Data records:
==================================================

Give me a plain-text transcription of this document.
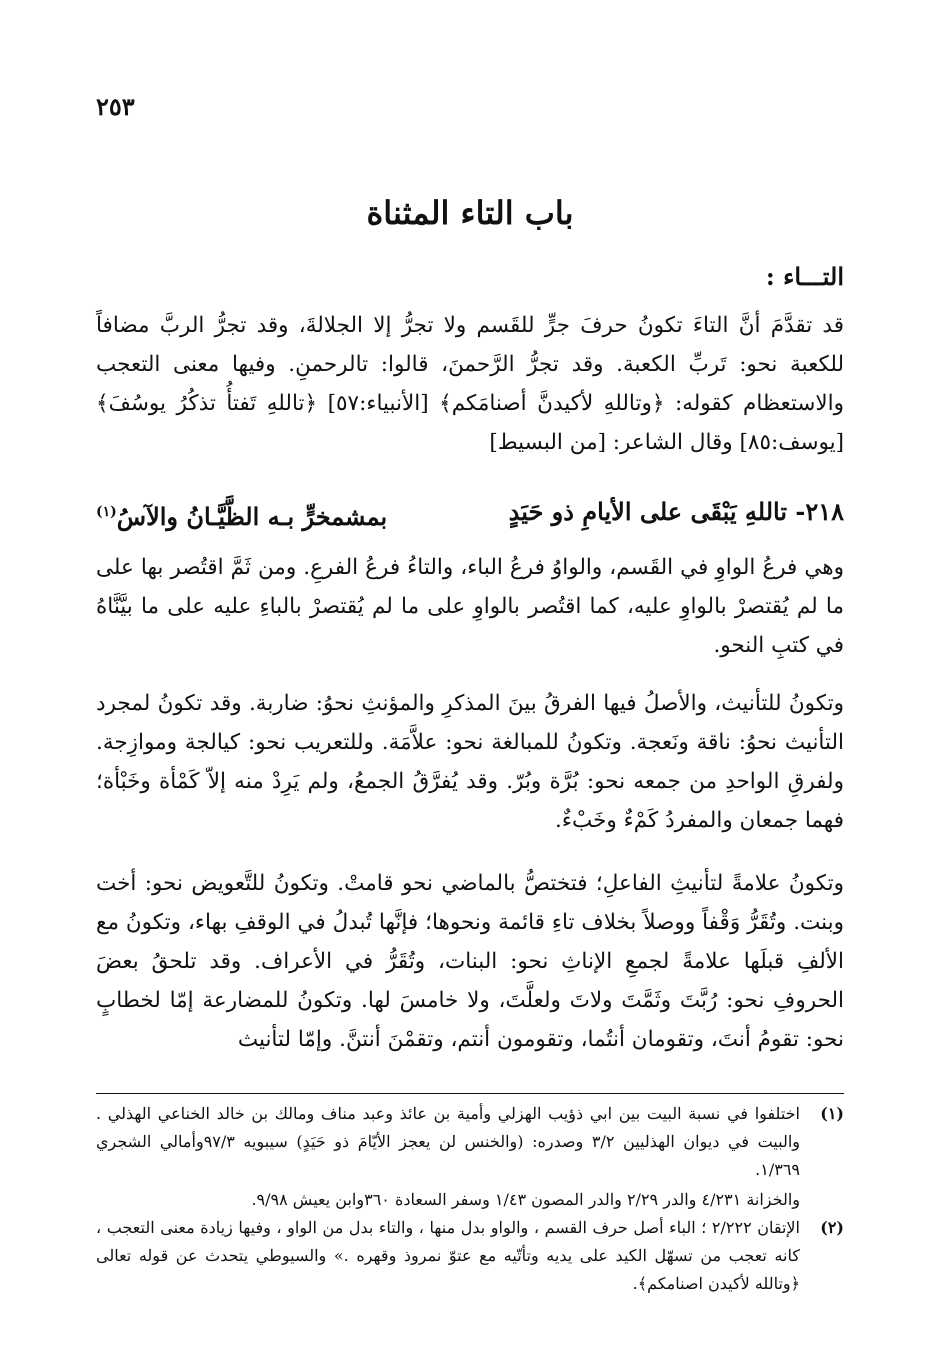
٢٥٣
باب التاء المثناة
التـــاء :

قد تقدَّمَ أنَّ التاءَ تكونُ حرفَ جرٍّ للقَسم ولا تجرُّ إلا الجلالةَ، وقد تجرُّ الربَّ مضافاً للكعبة نحو: تَربِّ الكعبة. وقد تجرُّ الرَّحمنَ، قالوا: تالرحمنِ. وفيها معنى التعجب والاستعظام كقوله: ﴿وتاللهِ لأكيدنَّ أصنامَكم﴾ [الأنبياء:٥٧] ﴿تاللهِ تَفتأُ تذكُرُ يوسُفَ﴾ [يوسف:٨٥] وقال الشاعر: [من البسيط]

٢١٨- تاللهِ يَبْقَى على الأيامِ ذو حَيَدٍ
بمشمخرٍّ بـه الظَّيَّـانُ والآسُ$^{(١)}$

وهي فرعُ الواوِ في القَسم، والواوُ فرعُ الباء، والتاءُ فرعُ الفرعِ. ومن ثَمَّ اقتُصر بها على ما لم يُقتصرْ بالواوِ عليه، كما اقتُصر بالواوِ على ما لم يُقتصرْ بالباءِ عليه على ما بيَّنَّاهُ في كتبِ النحو.

وتكونُ للتأنيث، والأصلُ فيها الفرقُ بينَ المذكرِ والمؤنثِ نحوُ: ضاربة. وقد تكونُ لمجرد التأنيث نحوُ: ناقة ونَعجة. وتكونُ للمبالغة نحو: علاَّمَة. وللتعريب نحو: كيالجة وموازِجة. ولفرقِ الواحدِ من جمعه نحو: بُرَّة وبُرّ. وقد يُفرَّقُ الجمعُ، ولم يَرِدْ منه إلاّ كَمْأة وخَبْأة؛ فهما جمعان والمفردُ كَمْءٌ وخَبْءٌ.

وتكونُ علامةً لتأنيثِ الفاعلِ؛ فتختصُّ بالماضي نحو قامتْ. وتكونُ للتَّعويض نحو: أخت وبنت. وتُقَرُّ وَقْفاً ووصلاً بخلاف تاءِ قائمة ونحوها؛ فإنَّها تُبدلُ في الوقفِ بهاء، وتكونُ مع الألفِ قبلَها علامةً لجمعِ الإناثِ نحو: البنات، وتُقَرُّ في الأعراف. وقد تلحقُ بعضَ الحروفِ نحو: رُبَّتَ وثَمَّتَ ولاتَ ولعلَّتَ، ولا خامسَ لها. وتكونُ للمضارعة إمّا لخطابٍ نحو: تقومُ أنتَ، وتقومان أنتُما، وتقومون أنتم، وتقمْنَ أنتنَّ. وإمّا لتأنيث

(١)
اختلفوا في نسبة البيت بين ابي ذؤيب الهزلي وأمية بن عائذ وعبد مناف ومالك بن خالد الخناعي الهذلي . والبيت في ديوان الهذليين ٣/٢ وصدره: (والخنس لن يعجز الأيّامَ ذو حَيَدٍ) سيبويه ٩٧/٣وأمالي الشجري ١/٣٦٩.
والخزانة ٤/٢٣١ والدر ٢/٢٩ والدر المصون ١/٤٣ وسفر السعادة ٣٦٠وابن يعيش ٩/٩٨.
(٢)
الإتقان ٢/٢٢٢ ؛ الباء أصل حرف القسم ، والواو بدل منها ، والتاء بدل من الواو ، وفيها زيادة معنى التعجب ، كانه تعجب من تسهّل الكيد على يديه وتأتّيه مع عتوّ نمروذ وقهره .» والسيوطي يتحدث عن قوله تعالى ﴿وتالله لأكيدن اصنامكم﴾.
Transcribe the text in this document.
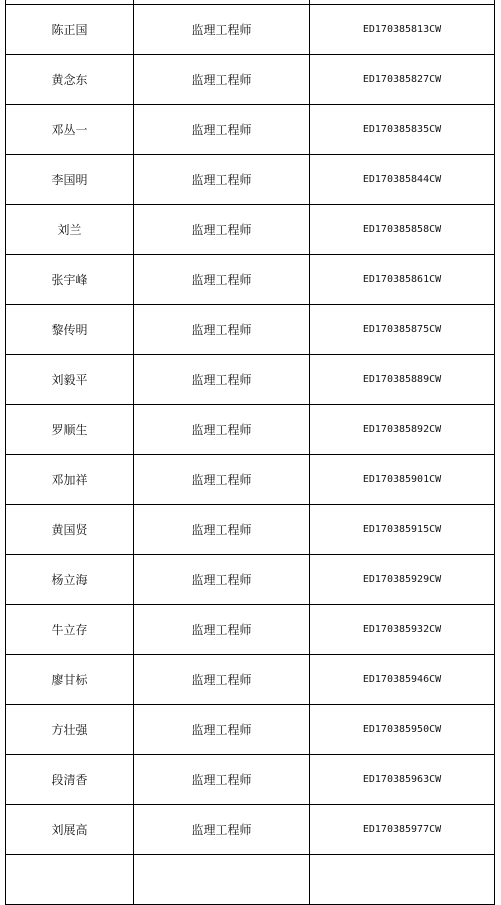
陈正国	监理工程师	ED170385813CW
黄念东	监理工程师	ED170385827CW
邓丛一	监理工程师	ED170385835CW
李国明	监理工程师	ED170385844CW
刘兰	监理工程师	ED170385858CW
张宇峰	监理工程师	ED170385861CW
黎传明	监理工程师	ED170385875CW
刘毅平	监理工程师	ED170385889CW
罗顺生	监理工程师	ED170385892CW
邓加祥	监理工程师	ED170385901CW
黄国贤	监理工程师	ED170385915CW
杨立海	监理工程师	ED170385929CW
牛立存	监理工程师	ED170385932CW
廖甘标	监理工程师	ED170385946CW
方壮强	监理工程师	ED170385950CW
段清香	监理工程师	ED170385963CW
刘展高	监理工程师	ED170385977CW
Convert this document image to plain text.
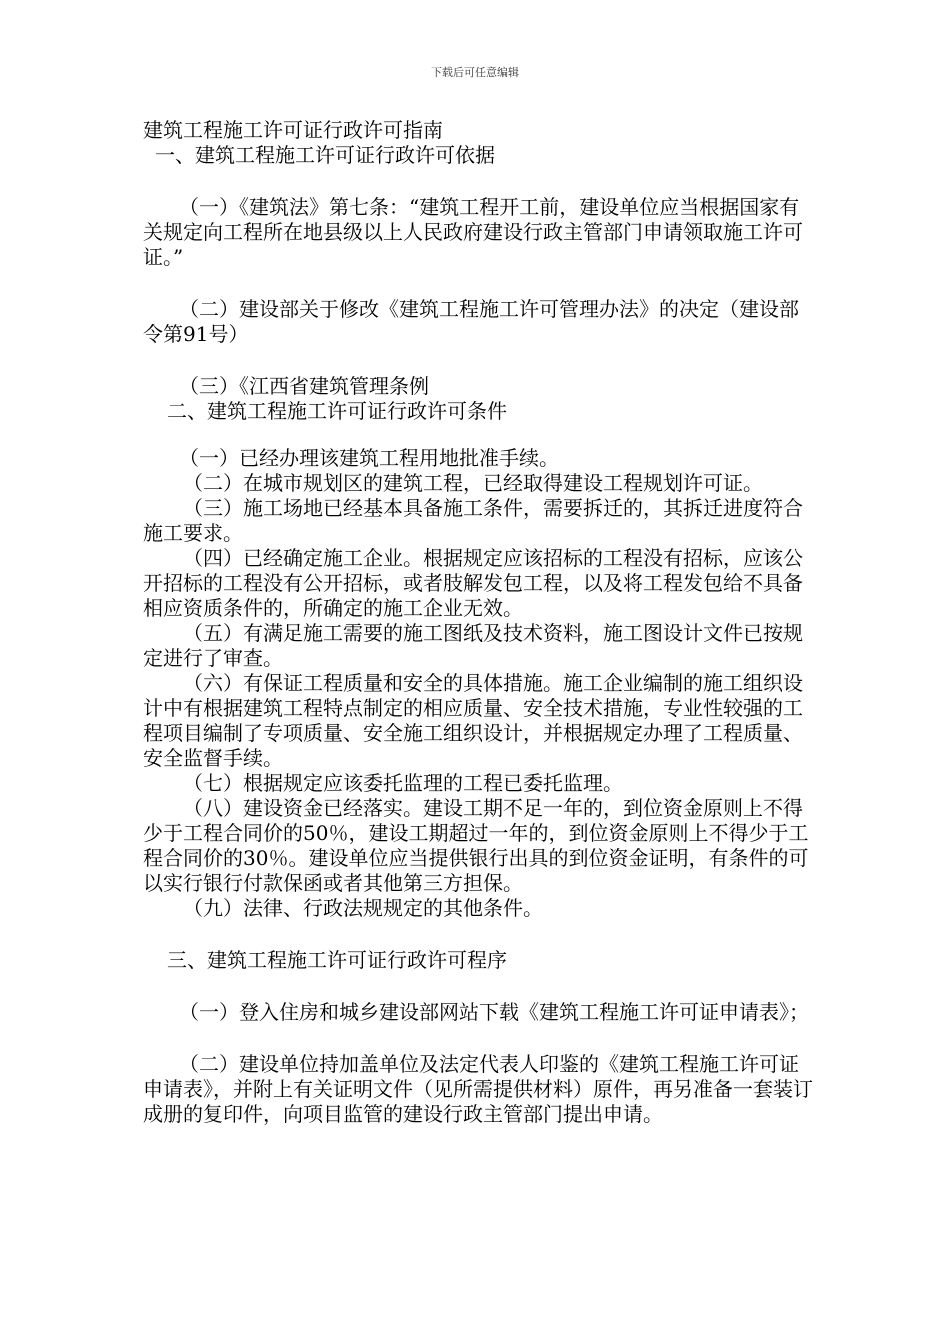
下载后可任意编辑

建筑工程施工许可证行政许可指南

一、建筑工程施工许可证行政许可依据

（一）《建筑法》第七条：“建筑工程开工前，建设单位应当根据国家有关规定向工程所在地县级以上人民政府建设行政主管部门申请领取施工许可证。”

（二）建设部关于修改《建筑工程施工许可管理办法》的决定（建设部令第91号）

（三）《江西省建筑管理条例

二、建筑工程施工许可证行政许可条件

（一）已经办理该建筑工程用地批准手续。

（二）在城市规划区的建筑工程，已经取得建设工程规划许可证。

（三）施工场地已经基本具备施工条件，需要拆迁的，其拆迁进度符合施工要求。

（四）已经确定施工企业。根据规定应该招标的工程没有招标，应该公开招标的工程没有公开招标，或者肢解发包工程，以及将工程发包给不具备相应资质条件的，所确定的施工企业无效。

（五）有满足施工需要的施工图纸及技术资料，施工图设计文件已按规定进行了审查。

（六）有保证工程质量和安全的具体措施。施工企业编制的施工组织设计中有根据建筑工程特点制定的相应质量、安全技术措施，专业性较强的工程项目编制了专项质量、安全施工组织设计，并根据规定办理了工程质量、安全监督手续。

（七）根据规定应该委托监理的工程已委托监理。

（八）建设资金已经落实。建设工期不足一年的，到位资金原则上不得少于工程合同价的50％，建设工期超过一年的，到位资金原则上不得少于工程合同价的30％。建设单位应当提供银行出具的到位资金证明，有条件的可以实行银行付款保函或者其他第三方担保。

（九）法律、行政法规规定的其他条件。

三、建筑工程施工许可证行政许可程序

（一）登入住房和城乡建设部网站下载《建筑工程施工许可证申请表》；

（二）建设单位持加盖单位及法定代表人印鉴的《建筑工程施工许可证申请表》，并附上有关证明文件（见所需提供材料）原件，再另准备一套装订成册的复印件，向项目监管的建设行政主管部门提出申请。
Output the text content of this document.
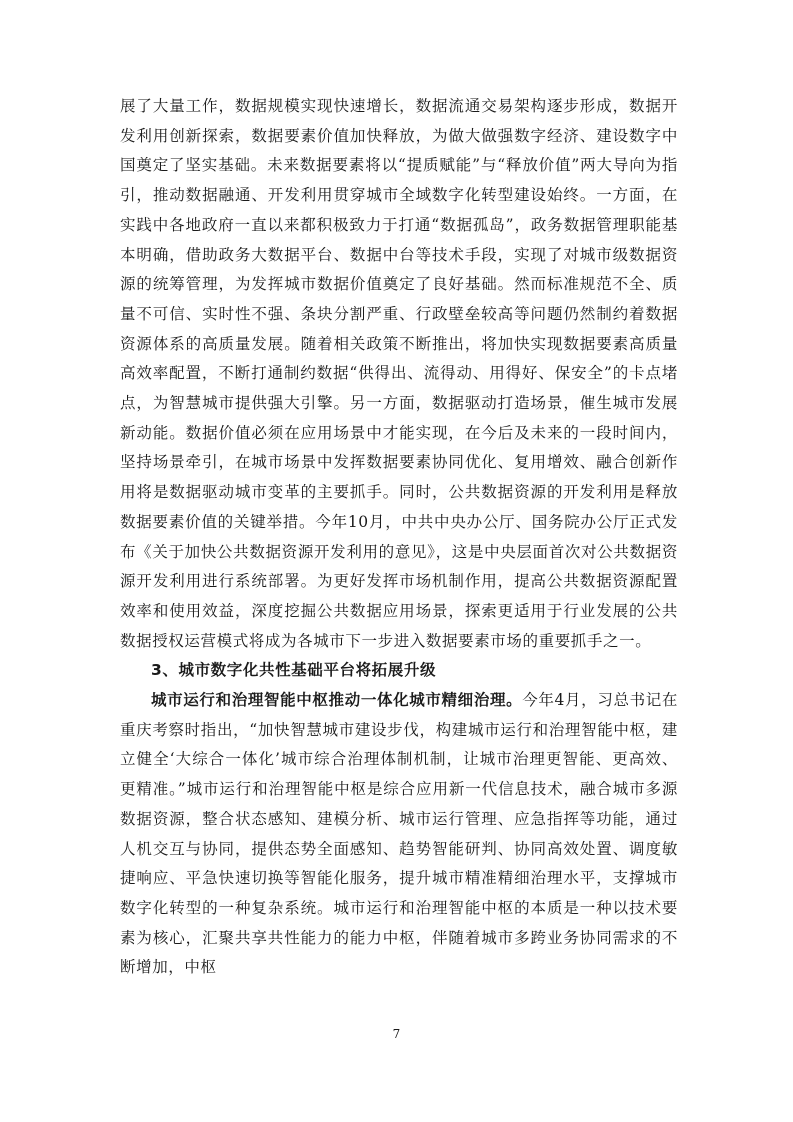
展了大量工作，数据规模实现快速增长，数据流通交易架构逐步形成，数据开发利用创新探索，数据要素价值加快释放，为做大做强数字经济、建设数字中国奠定了坚实基础。未来数据要素将以“提质赋能”与“释放价值”两大导向为指引，推动数据融通、开发利用贯穿城市全域数字化转型建设始终。一方面，在实践中各地政府一直以来都积极致力于打通“数据孤岛”，政务数据管理职能基本明确，借助政务大数据平台、数据中台等技术手段，实现了对城市级数据资源的统筹管理，为发挥城市数据价值奠定了良好基础。然而标准规范不全、质量不可信、实时性不强、条块分割严重、行政壁垒较高等问题仍然制约着数据资源体系的高质量发展。随着相关政策不断推出，将加快实现数据要素高质量高效率配置，不断打通制约数据“供得出、流得动、用得好、保安全”的卡点堵点，为智慧城市提供强大引擎。另一方面，数据驱动打造场景，催生城市发展新动能。数据价值必须在应用场景中才能实现，在今后及未来的一段时间内，坚持场景牵引，在城市场景中发挥数据要素协同优化、复用增效、融合创新作用将是数据驱动城市变革的主要抓手。同时，公共数据资源的开发利用是释放数据要素价值的关键举措。今年10月，中共中央办公厅、国务院办公厅正式发布《关于加快公共数据资源开发利用的意见》，这是中央层面首次对公共数据资源开发利用进行系统部署。为更好发挥市场机制作用，提高公共数据资源配置效率和使用效益，深度挖掘公共数据应用场景，探索更适用于行业发展的公共数据授权运营模式将成为各城市下一步进入数据要素市场的重要抓手之一。

3、城市数字化共性基础平台将拓展升级

城市运行和治理智能中枢推动一体化城市精细治理。今年4月，习总书记在重庆考察时指出，“加快智慧城市建设步伐，构建城市运行和治理智能中枢，建立健全‘大综合一体化’城市综合治理体制机制，让城市治理更智能、更高效、更精准。”城市运行和治理智能中枢是综合应用新一代信息技术，融合城市多源数据资源，整合状态感知、建模分析、城市运行管理、应急指挥等功能，通过人机交互与协同，提供态势全面感知、趋势智能研判、协同高效处置、调度敏捷响应、平急快速切换等智能化服务，提升城市精准精细治理水平，支撑城市数字化转型的一种复杂系统。城市运行和治理智能中枢的本质是一种以技术要素为核心，汇聚共享共性能力的能力中枢，伴随着城市多跨业务协同需求的不断增加，中枢

7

==================================================

* **Exercise brief**
Check each line above for the string "document" and report how many lines have it, giving only the number.

* **Complete answer**
4